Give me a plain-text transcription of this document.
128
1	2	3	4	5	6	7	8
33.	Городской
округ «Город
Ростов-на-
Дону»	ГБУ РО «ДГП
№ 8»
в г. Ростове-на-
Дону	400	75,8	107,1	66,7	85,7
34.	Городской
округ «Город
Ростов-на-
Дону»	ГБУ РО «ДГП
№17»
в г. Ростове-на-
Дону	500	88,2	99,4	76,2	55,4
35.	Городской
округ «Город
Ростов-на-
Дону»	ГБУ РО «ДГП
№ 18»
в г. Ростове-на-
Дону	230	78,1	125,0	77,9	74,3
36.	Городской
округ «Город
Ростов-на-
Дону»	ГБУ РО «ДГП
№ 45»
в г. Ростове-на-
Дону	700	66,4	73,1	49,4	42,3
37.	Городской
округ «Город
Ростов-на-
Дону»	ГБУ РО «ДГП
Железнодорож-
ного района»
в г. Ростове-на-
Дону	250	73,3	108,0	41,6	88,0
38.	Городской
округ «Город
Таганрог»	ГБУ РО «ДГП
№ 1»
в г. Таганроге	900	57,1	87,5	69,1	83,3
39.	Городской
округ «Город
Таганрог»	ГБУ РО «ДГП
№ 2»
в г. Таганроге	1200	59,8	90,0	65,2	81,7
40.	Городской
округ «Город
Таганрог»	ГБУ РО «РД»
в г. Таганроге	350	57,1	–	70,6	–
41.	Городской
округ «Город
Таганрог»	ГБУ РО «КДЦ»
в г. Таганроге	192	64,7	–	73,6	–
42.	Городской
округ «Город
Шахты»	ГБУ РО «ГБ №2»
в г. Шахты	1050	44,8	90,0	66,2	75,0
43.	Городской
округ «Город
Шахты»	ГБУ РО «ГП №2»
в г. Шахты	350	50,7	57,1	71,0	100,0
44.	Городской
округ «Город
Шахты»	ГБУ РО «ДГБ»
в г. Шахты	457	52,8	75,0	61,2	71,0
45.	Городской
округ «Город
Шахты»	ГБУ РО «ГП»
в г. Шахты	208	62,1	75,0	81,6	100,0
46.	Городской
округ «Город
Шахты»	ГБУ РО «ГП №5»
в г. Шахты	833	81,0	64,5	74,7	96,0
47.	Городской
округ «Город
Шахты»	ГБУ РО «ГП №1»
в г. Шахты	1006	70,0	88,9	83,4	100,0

[Short problem] Wherever "Таганроге" shows up in a line, copy that line.

[Finished answer]
в г. Таганроге	900	57,1	87,5	69,1	83,3
в г. Таганроге	1200	59,8	90,0	65,2	81,7
в г. Таганроге	350	57,1	–	70,6	–
в г. Таганроге	192	64,7	–	73,6	–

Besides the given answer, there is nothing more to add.